- _Entries provided_:
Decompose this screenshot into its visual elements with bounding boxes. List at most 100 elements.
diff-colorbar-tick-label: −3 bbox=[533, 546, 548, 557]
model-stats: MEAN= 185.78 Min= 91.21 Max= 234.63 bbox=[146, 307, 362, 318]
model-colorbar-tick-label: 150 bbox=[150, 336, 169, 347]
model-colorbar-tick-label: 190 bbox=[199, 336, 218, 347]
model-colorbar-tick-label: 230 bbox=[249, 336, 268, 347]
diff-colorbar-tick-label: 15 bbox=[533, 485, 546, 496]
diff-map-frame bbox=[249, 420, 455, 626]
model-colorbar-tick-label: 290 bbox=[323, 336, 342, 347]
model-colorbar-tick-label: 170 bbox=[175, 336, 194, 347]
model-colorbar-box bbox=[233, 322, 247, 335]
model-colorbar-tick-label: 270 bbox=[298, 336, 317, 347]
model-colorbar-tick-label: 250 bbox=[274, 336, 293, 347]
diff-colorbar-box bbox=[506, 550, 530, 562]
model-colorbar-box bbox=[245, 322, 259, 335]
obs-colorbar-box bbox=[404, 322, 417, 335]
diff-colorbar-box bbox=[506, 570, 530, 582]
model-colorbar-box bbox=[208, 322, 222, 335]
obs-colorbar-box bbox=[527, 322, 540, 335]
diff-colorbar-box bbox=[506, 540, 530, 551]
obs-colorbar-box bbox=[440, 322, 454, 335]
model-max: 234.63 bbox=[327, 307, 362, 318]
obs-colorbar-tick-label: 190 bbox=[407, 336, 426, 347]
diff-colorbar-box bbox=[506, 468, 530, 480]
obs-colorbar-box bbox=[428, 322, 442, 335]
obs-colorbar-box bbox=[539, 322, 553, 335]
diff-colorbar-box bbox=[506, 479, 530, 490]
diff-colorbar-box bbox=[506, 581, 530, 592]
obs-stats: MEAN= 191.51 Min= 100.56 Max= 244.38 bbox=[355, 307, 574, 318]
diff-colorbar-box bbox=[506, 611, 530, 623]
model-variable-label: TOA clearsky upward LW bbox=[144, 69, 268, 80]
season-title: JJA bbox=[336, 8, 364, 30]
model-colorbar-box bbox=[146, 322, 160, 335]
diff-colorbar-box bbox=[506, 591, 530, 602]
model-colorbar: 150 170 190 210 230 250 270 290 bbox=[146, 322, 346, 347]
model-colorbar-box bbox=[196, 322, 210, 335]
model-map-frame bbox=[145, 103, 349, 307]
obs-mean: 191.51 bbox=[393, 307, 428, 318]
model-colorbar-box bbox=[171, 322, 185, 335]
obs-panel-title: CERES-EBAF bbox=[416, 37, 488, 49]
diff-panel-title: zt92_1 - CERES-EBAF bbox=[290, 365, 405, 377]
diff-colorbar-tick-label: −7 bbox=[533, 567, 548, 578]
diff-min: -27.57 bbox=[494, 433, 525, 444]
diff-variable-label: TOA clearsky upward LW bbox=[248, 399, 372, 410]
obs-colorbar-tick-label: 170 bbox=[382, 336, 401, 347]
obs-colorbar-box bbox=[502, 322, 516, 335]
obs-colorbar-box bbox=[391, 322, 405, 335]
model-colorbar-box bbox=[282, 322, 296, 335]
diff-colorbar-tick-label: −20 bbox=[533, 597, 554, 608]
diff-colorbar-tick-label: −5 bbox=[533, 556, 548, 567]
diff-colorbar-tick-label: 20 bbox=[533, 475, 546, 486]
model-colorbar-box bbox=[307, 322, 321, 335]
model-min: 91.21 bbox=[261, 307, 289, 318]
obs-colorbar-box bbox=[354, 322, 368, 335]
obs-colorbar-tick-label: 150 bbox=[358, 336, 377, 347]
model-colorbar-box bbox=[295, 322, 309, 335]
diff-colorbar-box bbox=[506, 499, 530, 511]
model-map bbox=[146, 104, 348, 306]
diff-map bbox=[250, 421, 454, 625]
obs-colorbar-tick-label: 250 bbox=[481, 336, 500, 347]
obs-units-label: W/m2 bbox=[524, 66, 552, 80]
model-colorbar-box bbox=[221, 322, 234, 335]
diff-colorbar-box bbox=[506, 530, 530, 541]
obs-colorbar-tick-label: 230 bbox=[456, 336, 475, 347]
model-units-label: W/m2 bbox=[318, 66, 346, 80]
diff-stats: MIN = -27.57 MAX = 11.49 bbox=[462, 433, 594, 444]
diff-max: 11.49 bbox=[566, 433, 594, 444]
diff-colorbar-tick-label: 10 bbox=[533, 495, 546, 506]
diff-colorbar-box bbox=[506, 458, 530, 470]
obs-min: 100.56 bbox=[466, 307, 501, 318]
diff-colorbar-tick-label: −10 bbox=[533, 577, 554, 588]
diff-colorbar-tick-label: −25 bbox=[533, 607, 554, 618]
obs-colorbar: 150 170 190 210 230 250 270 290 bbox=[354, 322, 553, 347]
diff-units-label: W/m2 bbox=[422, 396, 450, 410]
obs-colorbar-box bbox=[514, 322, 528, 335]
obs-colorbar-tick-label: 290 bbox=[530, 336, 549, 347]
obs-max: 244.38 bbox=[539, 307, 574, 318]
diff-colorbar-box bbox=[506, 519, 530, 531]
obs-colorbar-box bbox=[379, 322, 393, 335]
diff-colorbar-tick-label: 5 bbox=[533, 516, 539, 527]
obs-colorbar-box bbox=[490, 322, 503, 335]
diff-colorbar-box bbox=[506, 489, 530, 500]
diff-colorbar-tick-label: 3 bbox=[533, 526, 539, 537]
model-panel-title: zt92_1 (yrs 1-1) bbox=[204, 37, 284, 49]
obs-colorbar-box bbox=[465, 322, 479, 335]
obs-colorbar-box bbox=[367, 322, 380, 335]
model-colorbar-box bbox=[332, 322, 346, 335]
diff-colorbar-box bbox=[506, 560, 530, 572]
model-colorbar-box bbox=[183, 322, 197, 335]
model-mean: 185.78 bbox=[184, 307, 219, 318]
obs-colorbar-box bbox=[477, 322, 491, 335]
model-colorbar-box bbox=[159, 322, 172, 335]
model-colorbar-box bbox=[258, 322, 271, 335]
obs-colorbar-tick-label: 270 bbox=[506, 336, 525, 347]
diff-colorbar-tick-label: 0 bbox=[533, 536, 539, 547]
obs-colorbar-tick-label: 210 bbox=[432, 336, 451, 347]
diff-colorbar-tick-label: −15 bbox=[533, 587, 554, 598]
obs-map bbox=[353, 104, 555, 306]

- _What you should do_: Write out every item above word for word, in the same order.

- _The reply_:
Decompose this screenshot into its visual elements with bounding boxes. List at most 100 elements.
diff-colorbar-tick-label: −3 bbox=[533, 546, 548, 557]
model-stats: MEAN= 185.78 Min= 91.21 Max= 234.63 bbox=[146, 307, 362, 318]
model-colorbar-tick-label: 150 bbox=[150, 336, 169, 347]
model-colorbar-tick-label: 190 bbox=[199, 336, 218, 347]
model-colorbar-tick-label: 230 bbox=[249, 336, 268, 347]
diff-colorbar-tick-label: 15 bbox=[533, 485, 546, 496]
diff-map-frame bbox=[249, 420, 455, 626]
model-colorbar-tick-label: 290 bbox=[323, 336, 342, 347]
model-colorbar-tick-label: 170 bbox=[175, 336, 194, 347]
model-colorbar-box bbox=[233, 322, 247, 335]
model-colorbar-tick-label: 270 bbox=[298, 336, 317, 347]
model-colorbar-tick-label: 250 bbox=[274, 336, 293, 347]
diff-colorbar-box bbox=[506, 550, 530, 562]
model-colorbar-box bbox=[245, 322, 259, 335]
obs-colorbar-box bbox=[404, 322, 417, 335]
diff-colorbar-box bbox=[506, 570, 530, 582]
model-colorbar-box bbox=[208, 322, 222, 335]
obs-colorbar-box bbox=[527, 322, 540, 335]
diff-colorbar-box bbox=[506, 540, 530, 551]
obs-colorbar-box bbox=[440, 322, 454, 335]
model-max: 234.63 bbox=[327, 307, 362, 318]
obs-colorbar-tick-label: 190 bbox=[407, 336, 426, 347]
diff-colorbar-box bbox=[506, 468, 530, 480]
obs-colorbar-box bbox=[428, 322, 442, 335]
obs-colorbar-box bbox=[539, 322, 553, 335]
diff-colorbar-box bbox=[506, 479, 530, 490]
diff-colorbar-box bbox=[506, 581, 530, 592]
obs-stats: MEAN= 191.51 Min= 100.56 Max= 244.38 bbox=[355, 307, 574, 318]
diff-colorbar-box bbox=[506, 611, 530, 623]
model-variable-label: TOA clearsky upward LW bbox=[144, 69, 268, 80]
season-title: JJA bbox=[336, 8, 364, 30]
model-colorbar-box bbox=[146, 322, 160, 335]
diff-colorbar-box bbox=[506, 591, 530, 602]
model-colorbar: 150 170 190 210 230 250 270 290 bbox=[146, 322, 346, 347]
model-colorbar-box bbox=[196, 322, 210, 335]
model-map-frame bbox=[145, 103, 349, 307]
obs-mean: 191.51 bbox=[393, 307, 428, 318]
model-colorbar-box bbox=[171, 322, 185, 335]
obs-panel-title: CERES-EBAF bbox=[416, 37, 488, 49]
diff-panel-title: zt92_1 - CERES-EBAF bbox=[290, 365, 405, 377]
diff-colorbar-tick-label: −7 bbox=[533, 567, 548, 578]
diff-min: -27.57 bbox=[494, 433, 525, 444]
diff-variable-label: TOA clearsky upward LW bbox=[248, 399, 372, 410]
obs-colorbar-tick-label: 170 bbox=[382, 336, 401, 347]
obs-colorbar-box bbox=[502, 322, 516, 335]
obs-colorbar-box bbox=[391, 322, 405, 335]
model-colorbar-box bbox=[282, 322, 296, 335]
diff-colorbar-tick-label: −20 bbox=[533, 597, 554, 608]
diff-colorbar-tick-label: −5 bbox=[533, 556, 548, 567]
diff-colorbar-tick-label: 20 bbox=[533, 475, 546, 486]
model-colorbar-box bbox=[307, 322, 321, 335]
model-min: 91.21 bbox=[261, 307, 289, 318]
obs-colorbar-box bbox=[354, 322, 368, 335]
obs-colorbar-tick-label: 150 bbox=[358, 336, 377, 347]
model-colorbar-box bbox=[295, 322, 309, 335]
diff-colorbar-box bbox=[506, 499, 530, 511]
model-map bbox=[146, 104, 348, 306]
diff-map bbox=[250, 421, 454, 625]
obs-colorbar-tick-label: 250 bbox=[481, 336, 500, 347]
obs-units-label: W/m2 bbox=[524, 66, 552, 80]
model-colorbar-box bbox=[221, 322, 234, 335]
diff-colorbar-box bbox=[506, 530, 530, 541]
obs-colorbar-tick-label: 230 bbox=[456, 336, 475, 347]
model-units-label: W/m2 bbox=[318, 66, 346, 80]
diff-stats: MIN = -27.57 MAX = 11.49 bbox=[462, 433, 594, 444]
diff-max: 11.49 bbox=[566, 433, 594, 444]
diff-colorbar-tick-label: 10 bbox=[533, 495, 546, 506]
diff-colorbar-box bbox=[506, 458, 530, 470]
obs-min: 100.56 bbox=[466, 307, 501, 318]
diff-colorbar-tick-label: −10 bbox=[533, 577, 554, 588]
diff-colorbar-tick-label: −25 bbox=[533, 607, 554, 618]
obs-colorbar: 150 170 190 210 230 250 270 290 bbox=[354, 322, 553, 347]
diff-units-label: W/m2 bbox=[422, 396, 450, 410]
obs-colorbar-box bbox=[514, 322, 528, 335]
obs-colorbar-tick-label: 290 bbox=[530, 336, 549, 347]
obs-max: 244.38 bbox=[539, 307, 574, 318]
diff-colorbar-box bbox=[506, 519, 530, 531]
obs-colorbar-box bbox=[379, 322, 393, 335]
diff-colorbar-tick-label: 5 bbox=[533, 516, 539, 527]
obs-colorbar-box bbox=[490, 322, 503, 335]
diff-colorbar-box bbox=[506, 489, 530, 500]
diff-colorbar-tick-label: 3 bbox=[533, 526, 539, 537]
model-panel-title: zt92_1 (yrs 1-1) bbox=[204, 37, 284, 49]
obs-colorbar-box bbox=[465, 322, 479, 335]
obs-colorbar-box bbox=[367, 322, 380, 335]
model-colorbar-box bbox=[332, 322, 346, 335]
diff-colorbar-box bbox=[506, 560, 530, 572]
model-colorbar-box bbox=[183, 322, 197, 335]
model-mean: 185.78 bbox=[184, 307, 219, 318]
obs-colorbar-box bbox=[477, 322, 491, 335]
model-colorbar-box bbox=[159, 322, 172, 335]
model-colorbar-box bbox=[258, 322, 271, 335]
obs-colorbar-tick-label: 270 bbox=[506, 336, 525, 347]
diff-colorbar-tick-label: 0 bbox=[533, 536, 539, 547]
obs-colorbar-tick-label: 210 bbox=[432, 336, 451, 347]
diff-colorbar-tick-label: −15 bbox=[533, 587, 554, 598]
obs-map bbox=[353, 104, 555, 306]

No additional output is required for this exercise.